* Work to complete *
Extract and list every line that contains the word "color".

##### Material for the task #####

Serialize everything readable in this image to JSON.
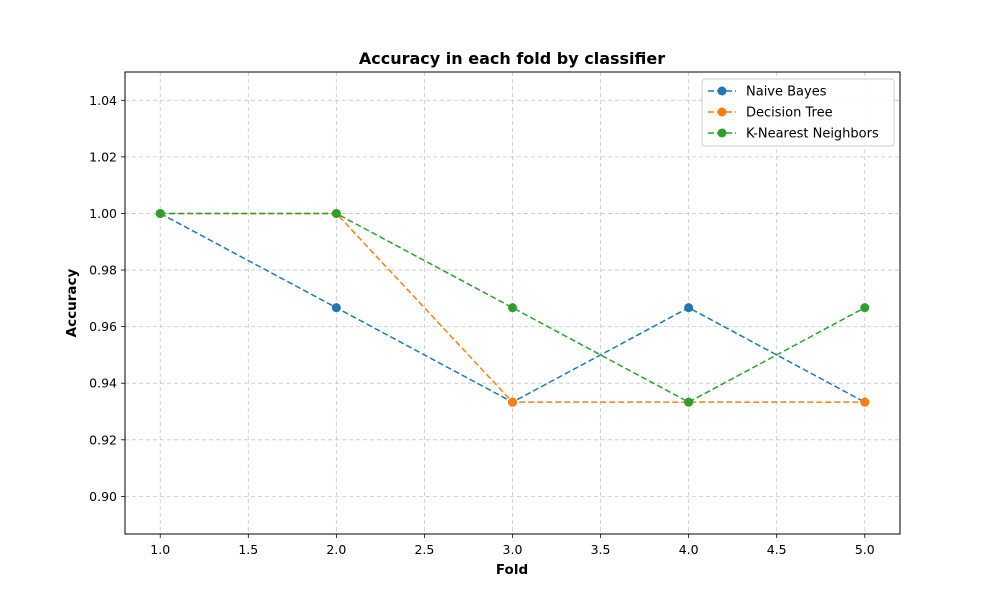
{
  "chart_data": {
    "type": "line",
    "title": "Accuracy in each fold by classifier",
    "xlabel": "Fold",
    "ylabel": "Accuracy",
    "x": [
      1,
      2,
      3,
      4,
      5
    ],
    "xlim": [
      0.8,
      5.2
    ],
    "ylim": [
      0.8867,
      1.05
    ],
    "xticks": [
      1.0,
      1.5,
      2.0,
      2.5,
      3.0,
      3.5,
      4.0,
      4.5,
      5.0
    ],
    "xtick_labels": [
      "1.0",
      "1.5",
      "2.0",
      "2.5",
      "3.0",
      "3.5",
      "4.0",
      "4.5",
      "5.0"
    ],
    "yticks": [
      0.9,
      0.92,
      0.94,
      0.96,
      0.98,
      1.0,
      1.02,
      1.04
    ],
    "ytick_labels": [
      "0.90",
      "0.92",
      "0.94",
      "0.96",
      "0.98",
      "1.00",
      "1.02",
      "1.04"
    ],
    "grid": true,
    "grid_style": "dashed",
    "line_style": "dashed",
    "marker": "circle",
    "legend_position": "top-right",
    "series": [
      {
        "name": "Naive Bayes",
        "color": "#1f77b4",
        "values": [
          1.0,
          0.9667,
          0.9333,
          0.9667,
          0.9333
        ]
      },
      {
        "name": "Decision Tree",
        "color": "#ff7f0e",
        "values": [
          1.0,
          1.0,
          0.9333,
          0.9333,
          0.9333
        ]
      },
      {
        "name": "K-Nearest Neighbors",
        "color": "#2ca02c",
        "values": [
          1.0,
          1.0,
          0.9667,
          0.9333,
          0.9667
        ]
      }
    ]
  }
}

#####

* The response *
        "color": "#1f77b4",
        "color": "#ff7f0e",
        "color": "#2ca02c",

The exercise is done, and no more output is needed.